[SUPPLIED DATA start]

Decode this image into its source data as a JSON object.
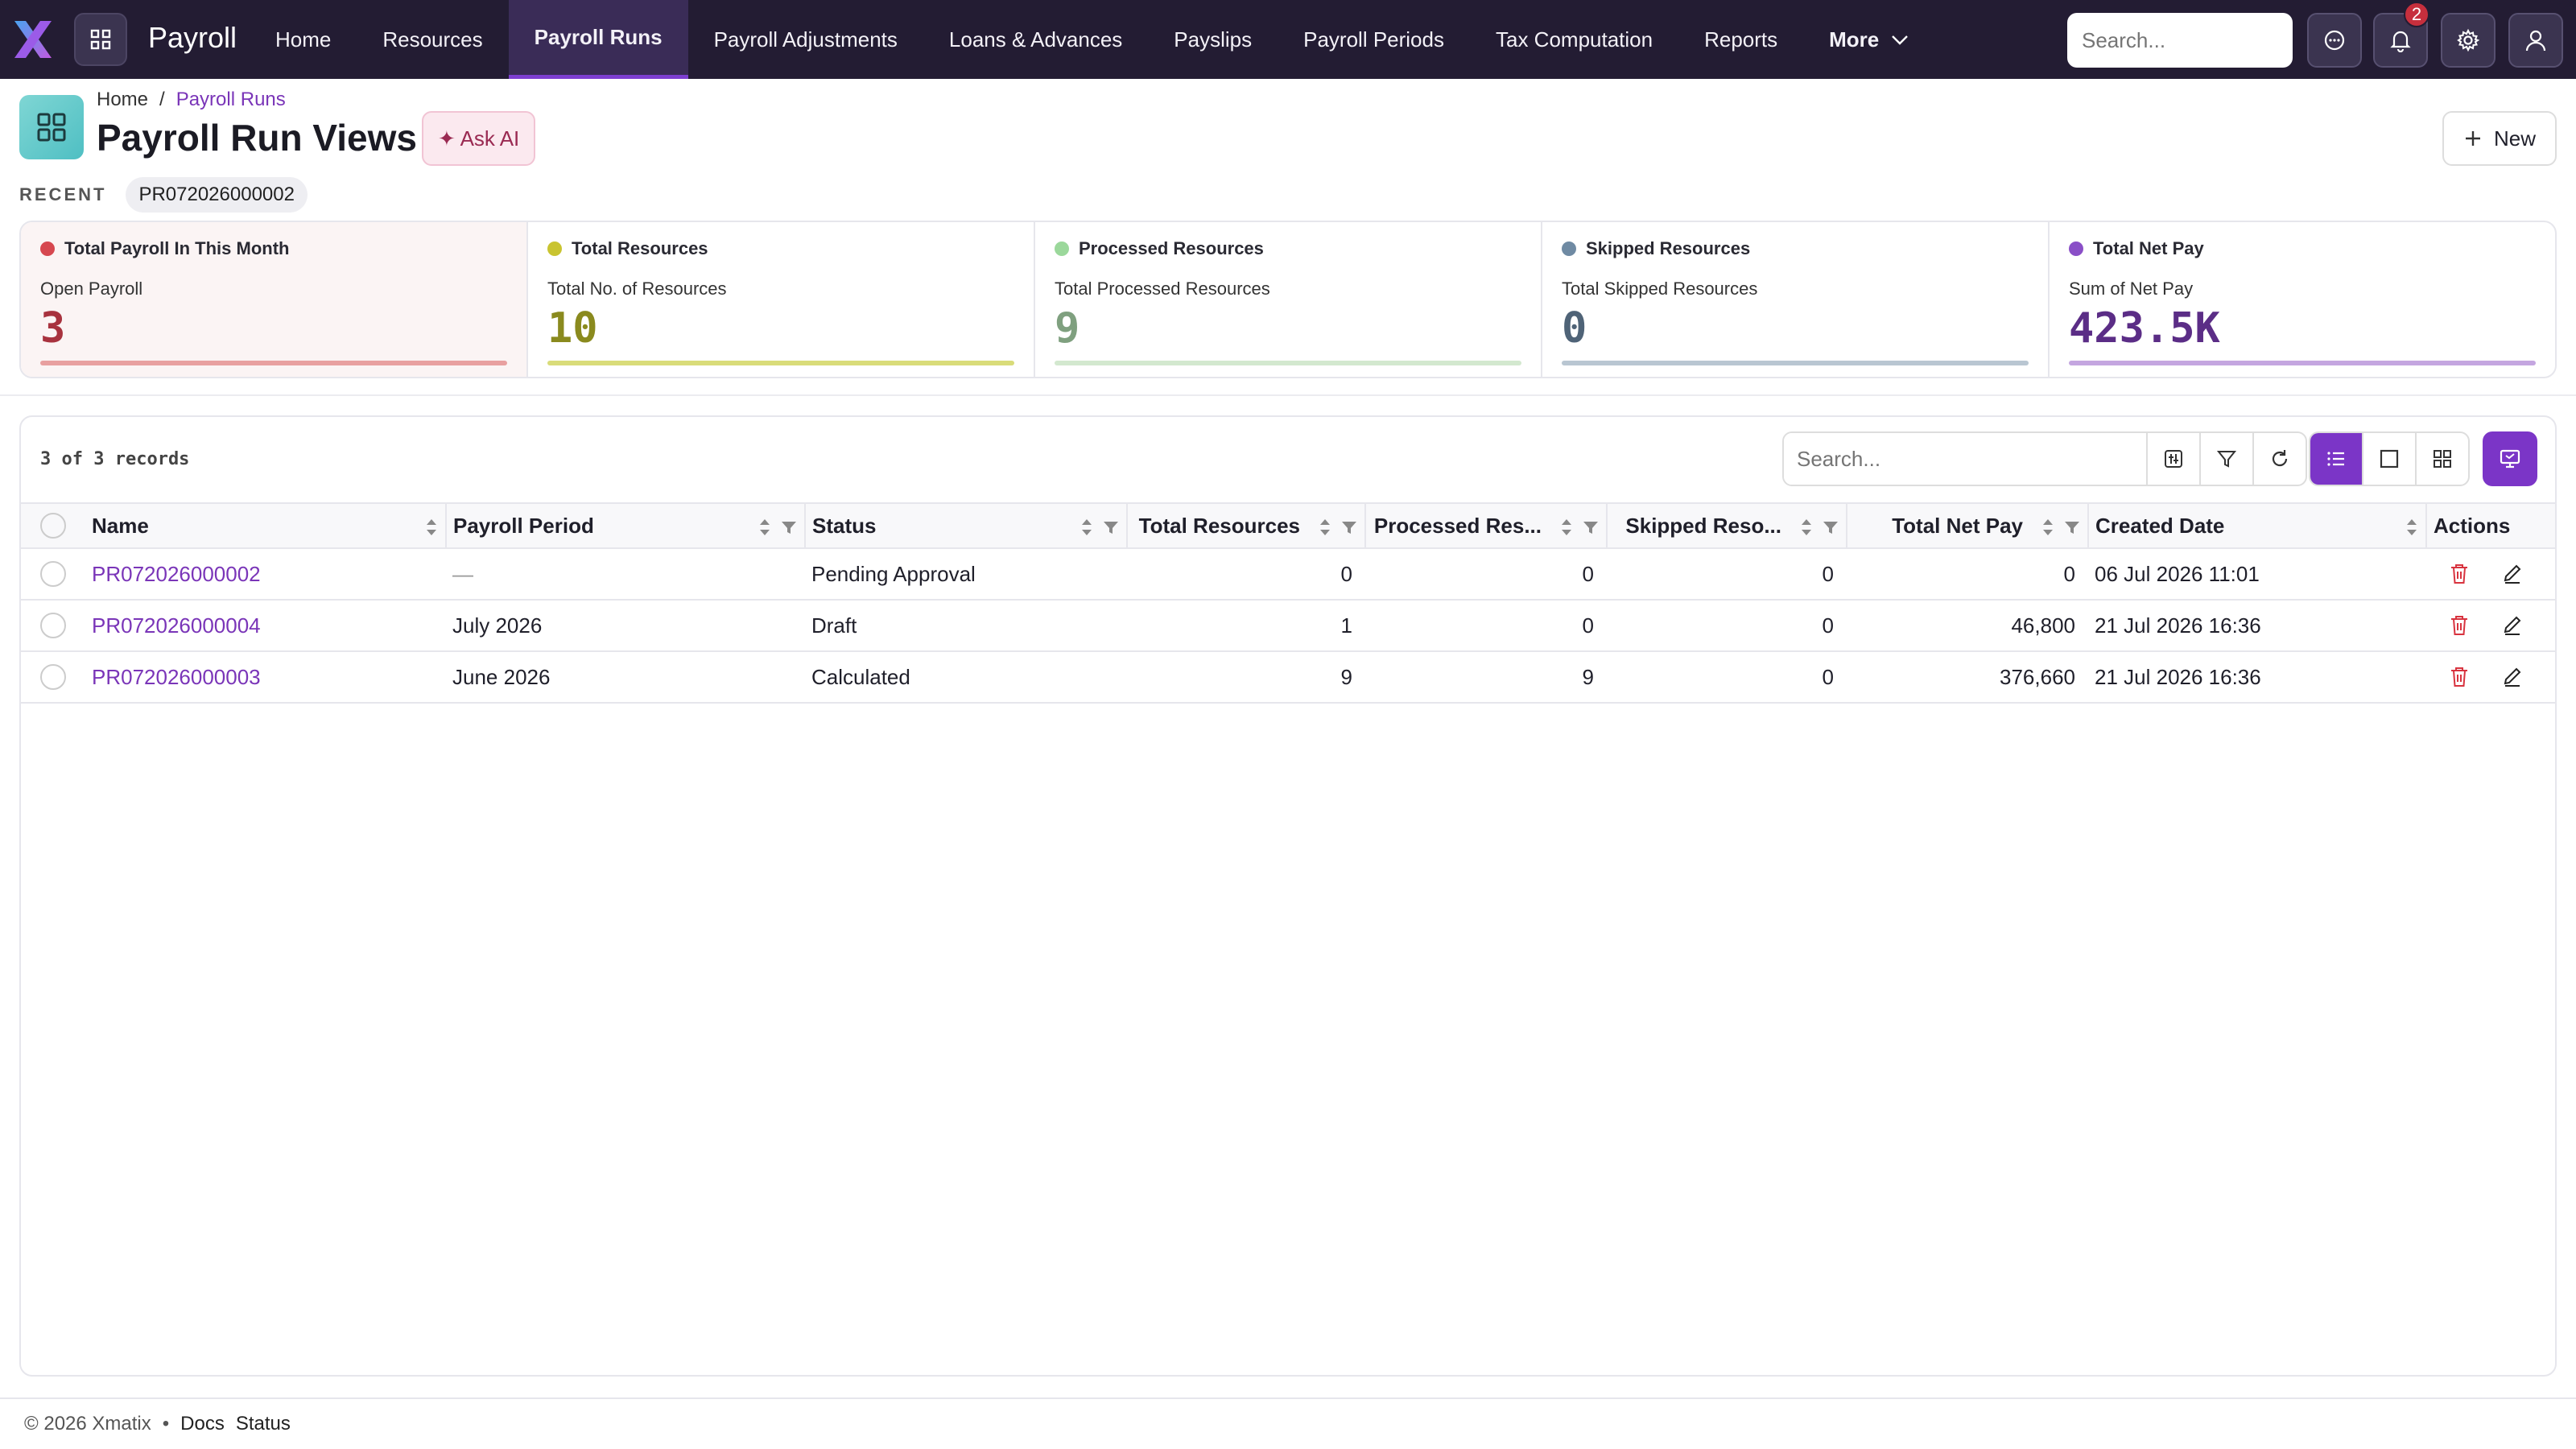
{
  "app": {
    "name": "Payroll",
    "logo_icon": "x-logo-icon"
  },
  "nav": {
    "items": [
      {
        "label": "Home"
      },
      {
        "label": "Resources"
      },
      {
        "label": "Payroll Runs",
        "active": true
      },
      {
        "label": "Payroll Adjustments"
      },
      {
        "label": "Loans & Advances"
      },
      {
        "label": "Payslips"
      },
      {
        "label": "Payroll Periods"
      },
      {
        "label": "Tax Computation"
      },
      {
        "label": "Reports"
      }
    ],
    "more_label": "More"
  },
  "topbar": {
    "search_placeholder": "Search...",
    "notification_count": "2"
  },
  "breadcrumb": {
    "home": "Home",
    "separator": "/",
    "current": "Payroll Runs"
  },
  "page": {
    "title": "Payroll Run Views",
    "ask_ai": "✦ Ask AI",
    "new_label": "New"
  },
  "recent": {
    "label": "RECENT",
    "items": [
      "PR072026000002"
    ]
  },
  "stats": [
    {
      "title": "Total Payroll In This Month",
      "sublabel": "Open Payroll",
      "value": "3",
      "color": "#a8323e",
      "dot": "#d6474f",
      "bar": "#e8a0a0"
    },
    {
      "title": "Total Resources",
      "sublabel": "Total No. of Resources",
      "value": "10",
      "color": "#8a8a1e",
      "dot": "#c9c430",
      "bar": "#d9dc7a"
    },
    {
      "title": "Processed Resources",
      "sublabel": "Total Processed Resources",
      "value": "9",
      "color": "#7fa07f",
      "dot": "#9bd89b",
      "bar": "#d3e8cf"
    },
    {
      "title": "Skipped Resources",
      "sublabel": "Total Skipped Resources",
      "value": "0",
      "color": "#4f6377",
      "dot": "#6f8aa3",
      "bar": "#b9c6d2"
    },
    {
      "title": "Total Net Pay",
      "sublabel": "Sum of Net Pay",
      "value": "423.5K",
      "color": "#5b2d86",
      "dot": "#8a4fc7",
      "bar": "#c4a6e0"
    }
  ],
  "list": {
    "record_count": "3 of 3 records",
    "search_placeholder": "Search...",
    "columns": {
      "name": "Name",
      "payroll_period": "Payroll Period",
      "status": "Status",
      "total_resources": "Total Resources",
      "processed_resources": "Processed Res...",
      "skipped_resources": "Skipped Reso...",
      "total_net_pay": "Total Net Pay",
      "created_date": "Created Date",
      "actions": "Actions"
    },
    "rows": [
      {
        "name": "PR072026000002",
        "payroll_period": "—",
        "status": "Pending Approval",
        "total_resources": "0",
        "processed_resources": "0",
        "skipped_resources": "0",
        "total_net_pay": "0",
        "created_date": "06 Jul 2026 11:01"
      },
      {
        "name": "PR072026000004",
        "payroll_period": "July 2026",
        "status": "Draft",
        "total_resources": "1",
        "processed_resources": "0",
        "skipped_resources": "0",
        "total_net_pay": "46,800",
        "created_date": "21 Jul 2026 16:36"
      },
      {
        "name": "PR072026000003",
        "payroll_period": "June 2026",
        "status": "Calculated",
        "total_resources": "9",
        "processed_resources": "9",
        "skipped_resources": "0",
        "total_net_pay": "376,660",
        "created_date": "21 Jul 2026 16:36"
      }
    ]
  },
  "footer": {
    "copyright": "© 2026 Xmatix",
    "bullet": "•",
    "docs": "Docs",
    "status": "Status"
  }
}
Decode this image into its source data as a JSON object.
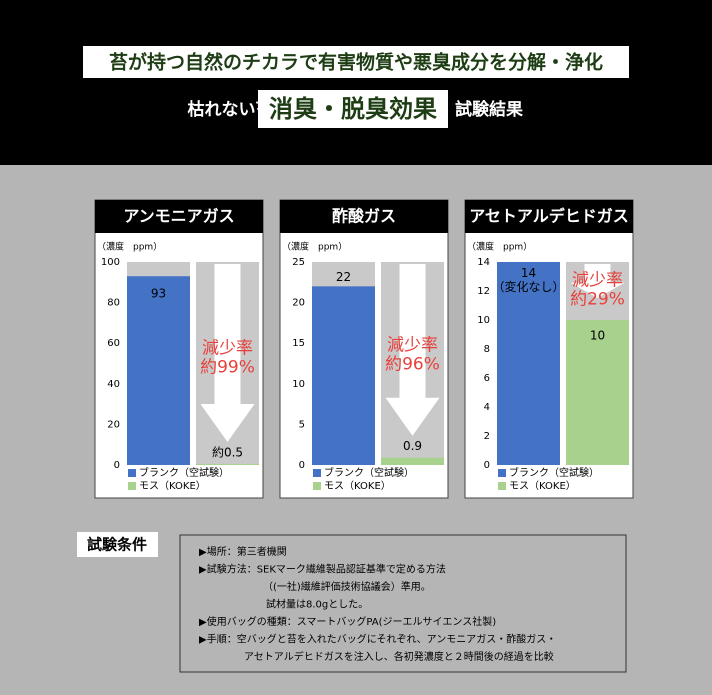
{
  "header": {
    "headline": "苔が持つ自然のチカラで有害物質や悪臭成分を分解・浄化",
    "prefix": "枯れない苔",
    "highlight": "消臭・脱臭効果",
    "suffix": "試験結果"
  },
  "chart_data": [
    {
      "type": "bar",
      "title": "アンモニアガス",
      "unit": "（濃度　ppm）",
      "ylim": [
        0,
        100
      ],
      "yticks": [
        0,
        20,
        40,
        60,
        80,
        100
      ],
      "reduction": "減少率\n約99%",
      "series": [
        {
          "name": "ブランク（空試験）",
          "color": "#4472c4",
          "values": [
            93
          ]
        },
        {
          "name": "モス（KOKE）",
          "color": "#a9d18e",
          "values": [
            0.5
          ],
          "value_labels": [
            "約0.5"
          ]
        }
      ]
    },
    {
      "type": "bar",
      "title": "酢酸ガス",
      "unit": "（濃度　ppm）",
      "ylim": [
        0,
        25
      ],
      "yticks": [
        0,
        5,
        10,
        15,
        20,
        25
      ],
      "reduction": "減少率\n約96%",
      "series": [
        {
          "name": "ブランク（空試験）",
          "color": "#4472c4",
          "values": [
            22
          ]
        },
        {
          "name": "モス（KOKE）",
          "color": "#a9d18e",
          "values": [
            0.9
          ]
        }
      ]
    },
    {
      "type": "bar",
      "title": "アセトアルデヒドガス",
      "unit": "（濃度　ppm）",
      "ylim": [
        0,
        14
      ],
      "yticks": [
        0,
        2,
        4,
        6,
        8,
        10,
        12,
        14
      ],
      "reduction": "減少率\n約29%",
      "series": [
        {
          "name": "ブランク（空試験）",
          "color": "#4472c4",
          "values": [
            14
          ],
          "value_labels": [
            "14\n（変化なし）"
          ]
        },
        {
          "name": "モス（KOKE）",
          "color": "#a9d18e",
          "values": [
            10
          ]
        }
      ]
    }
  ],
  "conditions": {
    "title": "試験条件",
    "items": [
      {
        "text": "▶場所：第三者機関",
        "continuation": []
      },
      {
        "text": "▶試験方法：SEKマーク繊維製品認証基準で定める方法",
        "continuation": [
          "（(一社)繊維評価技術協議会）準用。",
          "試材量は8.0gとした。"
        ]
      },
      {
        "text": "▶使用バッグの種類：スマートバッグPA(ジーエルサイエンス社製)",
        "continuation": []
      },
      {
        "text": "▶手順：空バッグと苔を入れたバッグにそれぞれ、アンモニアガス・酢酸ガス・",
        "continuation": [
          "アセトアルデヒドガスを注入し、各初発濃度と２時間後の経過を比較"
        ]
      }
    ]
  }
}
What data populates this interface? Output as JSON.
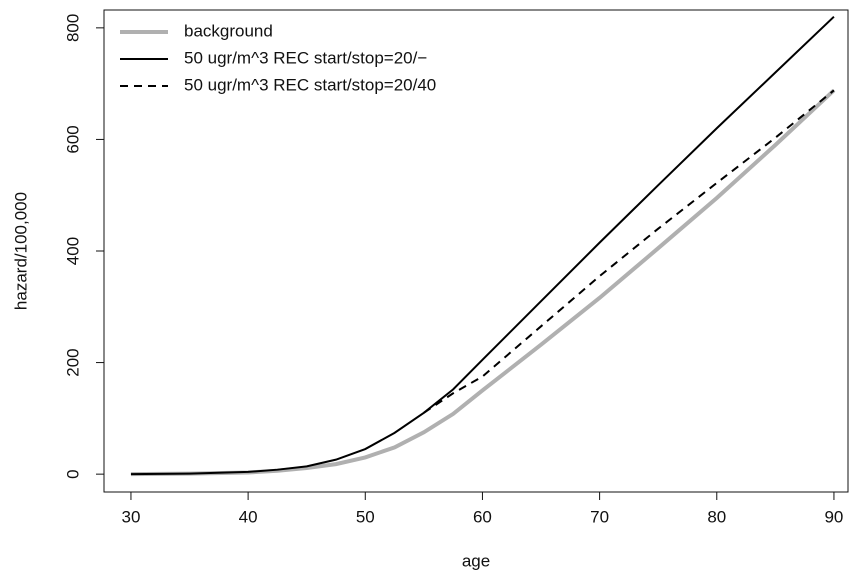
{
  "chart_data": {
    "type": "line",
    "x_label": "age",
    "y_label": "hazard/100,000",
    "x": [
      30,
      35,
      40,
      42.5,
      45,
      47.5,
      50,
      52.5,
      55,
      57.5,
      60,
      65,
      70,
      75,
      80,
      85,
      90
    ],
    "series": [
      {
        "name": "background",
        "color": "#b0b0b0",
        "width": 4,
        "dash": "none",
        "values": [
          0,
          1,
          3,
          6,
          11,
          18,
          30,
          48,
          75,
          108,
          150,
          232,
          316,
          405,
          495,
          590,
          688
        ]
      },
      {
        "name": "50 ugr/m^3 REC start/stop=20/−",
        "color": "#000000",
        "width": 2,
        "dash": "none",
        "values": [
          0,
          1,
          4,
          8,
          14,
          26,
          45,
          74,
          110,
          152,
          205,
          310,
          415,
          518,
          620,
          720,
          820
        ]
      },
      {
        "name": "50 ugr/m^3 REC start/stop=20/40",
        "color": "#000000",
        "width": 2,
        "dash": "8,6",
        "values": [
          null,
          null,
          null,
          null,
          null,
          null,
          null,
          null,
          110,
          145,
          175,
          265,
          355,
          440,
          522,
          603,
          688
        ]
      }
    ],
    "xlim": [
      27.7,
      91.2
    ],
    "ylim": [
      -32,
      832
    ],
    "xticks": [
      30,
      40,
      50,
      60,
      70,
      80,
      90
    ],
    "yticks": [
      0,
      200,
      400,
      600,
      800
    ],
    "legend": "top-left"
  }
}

[SUPPLIED DATA end]

Copy each line of the records precisely and drop any images they hold.

Decode this image into its source data as a JSON object.
{
  "app": {
    "name": "Payroll",
    "logo_icon": "x-logo-icon"
  },
  "nav": {
    "items": [
      {
        "label": "Home"
      },
      {
        "label": "Resources"
      },
      {
        "label": "Payroll Runs",
        "active": true
      },
      {
        "label": "Payroll Adjustments"
      },
      {
        "label": "Loans & Advances"
      },
      {
        "label": "Payslips"
      },
      {
        "label": "Payroll Periods"
      },
      {
        "label": "Tax Computation"
      },
      {
        "label": "Reports"
      }
    ],
    "more_label": "More"
  },
  "topbar": {
    "search_placeholder": "Search...",
    "notification_count": "2"
  },
  "breadcrumb": {
    "home": "Home",
    "separator": "/",
    "current": "Payroll Runs"
  },
  "page": {
    "title": "Payroll Run Views",
    "ask_ai": "✦ Ask AI",
    "new_label": "New"
  },
  "recent": {
    "label": "RECENT",
    "items": [
      "PR072026000002"
    ]
  },
  "stats": [
    {
      "title": "Total Payroll In This Month",
      "sublabel": "Open Payroll",
      "value": "3",
      "color": "#a8323e",
      "dot": "#d6474f",
      "bar": "#e8a0a0"
    },
    {
      "title": "Total Resources",
      "sublabel": "Total No. of Resources",
      "value": "10",
      "color": "#8a8a1e",
      "dot": "#c9c430",
      "bar": "#d9dc7a"
    },
    {
      "title": "Processed Resources",
      "sublabel": "Total Processed Resources",
      "value": "9",
      "color": "#7fa07f",
      "dot": "#9bd89b",
      "bar": "#d3e8cf"
    },
    {
      "title": "Skipped Resources",
      "sublabel": "Total Skipped Resources",
      "value": "0",
      "color": "#4f6377",
      "dot": "#6f8aa3",
      "bar": "#b9c6d2"
    },
    {
      "title": "Total Net Pay",
      "sublabel": "Sum of Net Pay",
      "value": "423.5K",
      "color": "#5b2d86",
      "dot": "#8a4fc7",
      "bar": "#c4a6e0"
    }
  ],
  "list": {
    "record_count": "3 of 3 records",
    "search_placeholder": "Search...",
    "columns": {
      "name": "Name",
      "payroll_period": "Payroll Period",
      "status": "Status",
      "total_resources": "Total Resources",
      "processed_resources": "Processed Res...",
      "skipped_resources": "Skipped Reso...",
      "total_net_pay": "Total Net Pay",
      "created_date": "Created Date",
      "actions": "Actions"
    },
    "rows": [
      {
        "name": "PR072026000002",
        "payroll_period": "—",
        "status": "Pending Approval",
        "total_resources": "0",
        "processed_resources": "0",
        "skipped_resources": "0",
        "total_net_pay": "0",
        "created_date": "06 Jul 2026 11:01"
      },
      {
        "name": "PR072026000004",
        "payroll_period": "July 2026",
        "status": "Draft",
        "total_resources": "1",
        "processed_resources": "0",
        "skipped_resources": "0",
        "total_net_pay": "46,800",
        "created_date": "21 Jul 2026 16:36"
      },
      {
        "name": "PR072026000003",
        "payroll_period": "June 2026",
        "status": "Calculated",
        "total_resources": "9",
        "processed_resources": "9",
        "skipped_resources": "0",
        "total_net_pay": "376,660",
        "created_date": "21 Jul 2026 16:36"
      }
    ]
  },
  "footer": {
    "copyright": "© 2026 Xmatix",
    "bullet": "•",
    "docs": "Docs",
    "status": "Status"
  }
}
Decode this image into its source data as a JSON object.
{
  "header": {
    "headline": "苔が持つ自然のチカラで有害物質や悪臭成分を分解・浄化",
    "prefix": "枯れない苔",
    "highlight": "消臭・脱臭効果",
    "suffix": "試験結果"
  },
  "chart_data": [
    {
      "type": "bar",
      "title": "アンモニアガス",
      "unit": "（濃度　ppm）",
      "ylim": [
        0,
        100
      ],
      "yticks": [
        0,
        20,
        40,
        60,
        80,
        100
      ],
      "reduction": "減少率\n約99%",
      "series": [
        {
          "name": "ブランク（空試験）",
          "color": "#4472c4",
          "values": [
            93
          ]
        },
        {
          "name": "モス（KOKE）",
          "color": "#a9d18e",
          "values": [
            0.5
          ],
          "value_labels": [
            "約0.5"
          ]
        }
      ]
    },
    {
      "type": "bar",
      "title": "酢酸ガス",
      "unit": "（濃度　ppm）",
      "ylim": [
        0,
        25
      ],
      "yticks": [
        0,
        5,
        10,
        15,
        20,
        25
      ],
      "reduction": "減少率\n約96%",
      "series": [
        {
          "name": "ブランク（空試験）",
          "color": "#4472c4",
          "values": [
            22
          ]
        },
        {
          "name": "モス（KOKE）",
          "color": "#a9d18e",
          "values": [
            0.9
          ]
        }
      ]
    },
    {
      "type": "bar",
      "title": "アセトアルデヒドガス",
      "unit": "（濃度　ppm）",
      "ylim": [
        0,
        14
      ],
      "yticks": [
        0,
        2,
        4,
        6,
        8,
        10,
        12,
        14
      ],
      "reduction": "減少率\n約29%",
      "series": [
        {
          "name": "ブランク（空試験）",
          "color": "#4472c4",
          "values": [
            14
          ],
          "value_labels": [
            "14\n（変化なし）"
          ]
        },
        {
          "name": "モス（KOKE）",
          "color": "#a9d18e",
          "values": [
            10
          ]
        }
      ]
    }
  ],
  "conditions": {
    "title": "試験条件",
    "items": [
      {
        "text": "▶場所：第三者機関",
        "continuation": []
      },
      {
        "text": "▶試験方法：SEKマーク繊維製品認証基準で定める方法",
        "continuation": [
          "（(一社)繊維評価技術協議会）準用。",
          "試材量は8.0gとした。"
        ]
      },
      {
        "text": "▶使用バッグの種類：スマートバッグPA(ジーエルサイエンス社製)",
        "continuation": []
      },
      {
        "text": "▶手順：空バッグと苔を入れたバッグにそれぞれ、アンモニアガス・酢酸ガス・",
        "continuation": [
          "アセトアルデヒドガスを注入し、各初発濃度と２時間後の経過を比較"
        ]
      }
    ]
  }
}
What data populates this interface? Output as JSON.
{
  "chart_data": {
    "type": "line",
    "x_label": "age",
    "y_label": "hazard/100,000",
    "x": [
      30,
      35,
      40,
      42.5,
      45,
      47.5,
      50,
      52.5,
      55,
      57.5,
      60,
      65,
      70,
      75,
      80,
      85,
      90
    ],
    "series": [
      {
        "name": "background",
        "color": "#b0b0b0",
        "width": 4,
        "dash": "none",
        "values": [
          0,
          1,
          3,
          6,
          11,
          18,
          30,
          48,
          75,
          108,
          150,
          232,
          316,
          405,
          495,
          590,
          688
        ]
      },
      {
        "name": "50 ugr/m^3 REC start/stop=20/−",
        "color": "#000000",
        "width": 2,
        "dash": "none",
        "values": [
          0,
          1,
          4,
          8,
          14,
          26,
          45,
          74,
          110,
          152,
          205,
          310,
          415,
          518,
          620,
          720,
          820
        ]
      },
      {
        "name": "50 ugr/m^3 REC start/stop=20/40",
        "color": "#000000",
        "width": 2,
        "dash": "8,6",
        "values": [
          null,
          null,
          null,
          null,
          null,
          null,
          null,
          null,
          110,
          145,
          175,
          265,
          355,
          440,
          522,
          603,
          688
        ]
      }
    ],
    "xlim": [
      27.7,
      91.2
    ],
    "ylim": [
      -32,
      832
    ],
    "xticks": [
      30,
      40,
      50,
      60,
      70,
      80,
      90
    ],
    "yticks": [
      0,
      200,
      400,
      600,
      800
    ],
    "legend": "top-left"
  }
}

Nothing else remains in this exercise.